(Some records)
** BEGIN **
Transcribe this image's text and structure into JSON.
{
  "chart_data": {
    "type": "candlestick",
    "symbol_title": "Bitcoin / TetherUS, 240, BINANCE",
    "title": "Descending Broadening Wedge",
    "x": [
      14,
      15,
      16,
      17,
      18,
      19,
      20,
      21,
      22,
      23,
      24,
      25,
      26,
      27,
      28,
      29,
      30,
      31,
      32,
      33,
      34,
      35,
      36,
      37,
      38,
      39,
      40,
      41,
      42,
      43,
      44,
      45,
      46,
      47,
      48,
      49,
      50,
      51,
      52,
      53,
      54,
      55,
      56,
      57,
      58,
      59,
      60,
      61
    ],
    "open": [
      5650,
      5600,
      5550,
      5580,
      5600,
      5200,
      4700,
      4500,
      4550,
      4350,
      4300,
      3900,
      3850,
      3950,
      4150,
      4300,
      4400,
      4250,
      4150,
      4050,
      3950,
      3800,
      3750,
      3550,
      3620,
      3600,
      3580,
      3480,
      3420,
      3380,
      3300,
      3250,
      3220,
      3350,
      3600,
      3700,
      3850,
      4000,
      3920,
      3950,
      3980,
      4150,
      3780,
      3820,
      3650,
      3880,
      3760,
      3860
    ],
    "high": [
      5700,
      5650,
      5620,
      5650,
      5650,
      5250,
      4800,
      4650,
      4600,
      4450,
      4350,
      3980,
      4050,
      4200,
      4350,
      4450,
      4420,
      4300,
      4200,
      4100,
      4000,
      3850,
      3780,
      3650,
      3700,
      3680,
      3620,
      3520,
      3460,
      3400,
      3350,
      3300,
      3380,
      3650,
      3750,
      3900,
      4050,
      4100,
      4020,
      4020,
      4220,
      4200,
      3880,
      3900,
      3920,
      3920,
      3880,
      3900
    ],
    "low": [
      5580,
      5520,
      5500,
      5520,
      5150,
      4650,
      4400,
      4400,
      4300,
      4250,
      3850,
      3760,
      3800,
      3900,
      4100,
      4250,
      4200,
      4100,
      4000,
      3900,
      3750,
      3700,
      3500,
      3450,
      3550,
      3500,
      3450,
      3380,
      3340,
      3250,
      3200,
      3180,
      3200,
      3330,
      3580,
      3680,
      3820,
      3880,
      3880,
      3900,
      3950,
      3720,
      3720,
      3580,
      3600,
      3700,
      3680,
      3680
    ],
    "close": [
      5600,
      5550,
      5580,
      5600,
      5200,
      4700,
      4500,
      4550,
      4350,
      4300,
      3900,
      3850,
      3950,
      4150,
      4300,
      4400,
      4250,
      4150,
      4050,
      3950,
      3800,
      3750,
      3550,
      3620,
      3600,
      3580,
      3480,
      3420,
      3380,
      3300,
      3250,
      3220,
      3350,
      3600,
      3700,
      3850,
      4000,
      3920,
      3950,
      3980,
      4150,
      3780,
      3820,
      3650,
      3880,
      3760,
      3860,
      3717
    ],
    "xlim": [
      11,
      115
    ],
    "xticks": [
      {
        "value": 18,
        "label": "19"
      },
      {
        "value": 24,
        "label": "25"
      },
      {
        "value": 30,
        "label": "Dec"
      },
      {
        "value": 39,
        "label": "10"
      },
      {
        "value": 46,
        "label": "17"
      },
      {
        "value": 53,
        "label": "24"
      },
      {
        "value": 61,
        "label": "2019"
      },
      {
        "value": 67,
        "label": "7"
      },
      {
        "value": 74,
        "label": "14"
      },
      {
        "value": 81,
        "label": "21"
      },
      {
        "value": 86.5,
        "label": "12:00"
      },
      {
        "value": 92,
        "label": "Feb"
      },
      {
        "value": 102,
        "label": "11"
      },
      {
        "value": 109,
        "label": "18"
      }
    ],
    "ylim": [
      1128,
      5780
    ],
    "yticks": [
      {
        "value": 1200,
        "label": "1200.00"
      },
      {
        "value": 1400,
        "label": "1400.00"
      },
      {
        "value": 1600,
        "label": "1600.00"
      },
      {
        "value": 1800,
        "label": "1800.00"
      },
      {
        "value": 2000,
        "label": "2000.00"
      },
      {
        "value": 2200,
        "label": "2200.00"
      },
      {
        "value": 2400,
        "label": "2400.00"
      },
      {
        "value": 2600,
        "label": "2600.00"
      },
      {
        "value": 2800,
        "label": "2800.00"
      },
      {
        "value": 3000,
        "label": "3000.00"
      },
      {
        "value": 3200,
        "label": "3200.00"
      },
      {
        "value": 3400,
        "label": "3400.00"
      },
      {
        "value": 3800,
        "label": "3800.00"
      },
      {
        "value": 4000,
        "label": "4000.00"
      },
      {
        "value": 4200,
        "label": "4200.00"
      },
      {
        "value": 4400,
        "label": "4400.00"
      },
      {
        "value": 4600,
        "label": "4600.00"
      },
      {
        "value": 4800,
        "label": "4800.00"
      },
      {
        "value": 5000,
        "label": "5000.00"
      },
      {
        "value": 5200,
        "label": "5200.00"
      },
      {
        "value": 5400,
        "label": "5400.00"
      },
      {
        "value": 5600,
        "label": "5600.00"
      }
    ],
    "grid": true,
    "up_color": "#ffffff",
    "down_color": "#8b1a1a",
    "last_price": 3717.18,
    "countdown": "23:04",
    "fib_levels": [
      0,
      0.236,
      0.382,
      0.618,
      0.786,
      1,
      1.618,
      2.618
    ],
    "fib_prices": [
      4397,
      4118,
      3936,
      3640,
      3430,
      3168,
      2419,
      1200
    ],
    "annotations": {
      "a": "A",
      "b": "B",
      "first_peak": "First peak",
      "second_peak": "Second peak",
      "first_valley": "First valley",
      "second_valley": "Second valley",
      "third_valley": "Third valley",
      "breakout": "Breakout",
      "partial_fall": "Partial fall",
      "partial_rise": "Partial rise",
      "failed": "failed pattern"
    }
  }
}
** END **
▶ [AIM OF THE TASK]: Extract the full listing and reproduce each line exactly.

▶ [RESPONSE TO THE TASK]:
Transcribe this image's text and structure into JSON.
{
  "chart_data": {
    "type": "candlestick",
    "symbol_title": "Bitcoin / TetherUS, 240, BINANCE",
    "title": "Descending Broadening Wedge",
    "x": [
      14,
      15,
      16,
      17,
      18,
      19,
      20,
      21,
      22,
      23,
      24,
      25,
      26,
      27,
      28,
      29,
      30,
      31,
      32,
      33,
      34,
      35,
      36,
      37,
      38,
      39,
      40,
      41,
      42,
      43,
      44,
      45,
      46,
      47,
      48,
      49,
      50,
      51,
      52,
      53,
      54,
      55,
      56,
      57,
      58,
      59,
      60,
      61
    ],
    "open": [
      5650,
      5600,
      5550,
      5580,
      5600,
      5200,
      4700,
      4500,
      4550,
      4350,
      4300,
      3900,
      3850,
      3950,
      4150,
      4300,
      4400,
      4250,
      4150,
      4050,
      3950,
      3800,
      3750,
      3550,
      3620,
      3600,
      3580,
      3480,
      3420,
      3380,
      3300,
      3250,
      3220,
      3350,
      3600,
      3700,
      3850,
      4000,
      3920,
      3950,
      3980,
      4150,
      3780,
      3820,
      3650,
      3880,
      3760,
      3860
    ],
    "high": [
      5700,
      5650,
      5620,
      5650,
      5650,
      5250,
      4800,
      4650,
      4600,
      4450,
      4350,
      3980,
      4050,
      4200,
      4350,
      4450,
      4420,
      4300,
      4200,
      4100,
      4000,
      3850,
      3780,
      3650,
      3700,
      3680,
      3620,
      3520,
      3460,
      3400,
      3350,
      3300,
      3380,
      3650,
      3750,
      3900,
      4050,
      4100,
      4020,
      4020,
      4220,
      4200,
      3880,
      3900,
      3920,
      3920,
      3880,
      3900
    ],
    "low": [
      5580,
      5520,
      5500,
      5520,
      5150,
      4650,
      4400,
      4400,
      4300,
      4250,
      3850,
      3760,
      3800,
      3900,
      4100,
      4250,
      4200,
      4100,
      4000,
      3900,
      3750,
      3700,
      3500,
      3450,
      3550,
      3500,
      3450,
      3380,
      3340,
      3250,
      3200,
      3180,
      3200,
      3330,
      3580,
      3680,
      3820,
      3880,
      3880,
      3900,
      3950,
      3720,
      3720,
      3580,
      3600,
      3700,
      3680,
      3680
    ],
    "close": [
      5600,
      5550,
      5580,
      5600,
      5200,
      4700,
      4500,
      4550,
      4350,
      4300,
      3900,
      3850,
      3950,
      4150,
      4300,
      4400,
      4250,
      4150,
      4050,
      3950,
      3800,
      3750,
      3550,
      3620,
      3600,
      3580,
      3480,
      3420,
      3380,
      3300,
      3250,
      3220,
      3350,
      3600,
      3700,
      3850,
      4000,
      3920,
      3950,
      3980,
      4150,
      3780,
      3820,
      3650,
      3880,
      3760,
      3860,
      3717
    ],
    "xlim": [
      11,
      115
    ],
    "xticks": [
      {
        "value": 18,
        "label": "19"
      },
      {
        "value": 24,
        "label": "25"
      },
      {
        "value": 30,
        "label": "Dec"
      },
      {
        "value": 39,
        "label": "10"
      },
      {
        "value": 46,
        "label": "17"
      },
      {
        "value": 53,
        "label": "24"
      },
      {
        "value": 61,
        "label": "2019"
      },
      {
        "value": 67,
        "label": "7"
      },
      {
        "value": 74,
        "label": "14"
      },
      {
        "value": 81,
        "label": "21"
      },
      {
        "value": 86.5,
        "label": "12:00"
      },
      {
        "value": 92,
        "label": "Feb"
      },
      {
        "value": 102,
        "label": "11"
      },
      {
        "value": 109,
        "label": "18"
      }
    ],
    "ylim": [
      1128,
      5780
    ],
    "yticks": [
      {
        "value": 1200,
        "label": "1200.00"
      },
      {
        "value": 1400,
        "label": "1400.00"
      },
      {
        "value": 1600,
        "label": "1600.00"
      },
      {
        "value": 1800,
        "label": "1800.00"
      },
      {
        "value": 2000,
        "label": "2000.00"
      },
      {
        "value": 2200,
        "label": "2200.00"
      },
      {
        "value": 2400,
        "label": "2400.00"
      },
      {
        "value": 2600,
        "label": "2600.00"
      },
      {
        "value": 2800,
        "label": "2800.00"
      },
      {
        "value": 3000,
        "label": "3000.00"
      },
      {
        "value": 3200,
        "label": "3200.00"
      },
      {
        "value": 3400,
        "label": "3400.00"
      },
      {
        "value": 3800,
        "label": "3800.00"
      },
      {
        "value": 4000,
        "label": "4000.00"
      },
      {
        "value": 4200,
        "label": "4200.00"
      },
      {
        "value": 4400,
        "label": "4400.00"
      },
      {
        "value": 4600,
        "label": "4600.00"
      },
      {
        "value": 4800,
        "label": "4800.00"
      },
      {
        "value": 5000,
        "label": "5000.00"
      },
      {
        "value": 5200,
        "label": "5200.00"
      },
      {
        "value": 5400,
        "label": "5400.00"
      },
      {
        "value": 5600,
        "label": "5600.00"
      }
    ],
    "grid": true,
    "up_color": "#ffffff",
    "down_color": "#8b1a1a",
    "last_price": 3717.18,
    "countdown": "23:04",
    "fib_levels": [
      0,
      0.236,
      0.382,
      0.618,
      0.786,
      1,
      1.618,
      2.618
    ],
    "fib_prices": [
      4397,
      4118,
      3936,
      3640,
      3430,
      3168,
      2419,
      1200
    ],
    "annotations": {
      "a": "A",
      "b": "B",
      "first_peak": "First peak",
      "second_peak": "Second peak",
      "first_valley": "First valley",
      "second_valley": "Second valley",
      "third_valley": "Third valley",
      "breakout": "Breakout",
      "partial_fall": "Partial fall",
      "partial_rise": "Partial rise",
      "failed": "failed pattern"
    }
  }
}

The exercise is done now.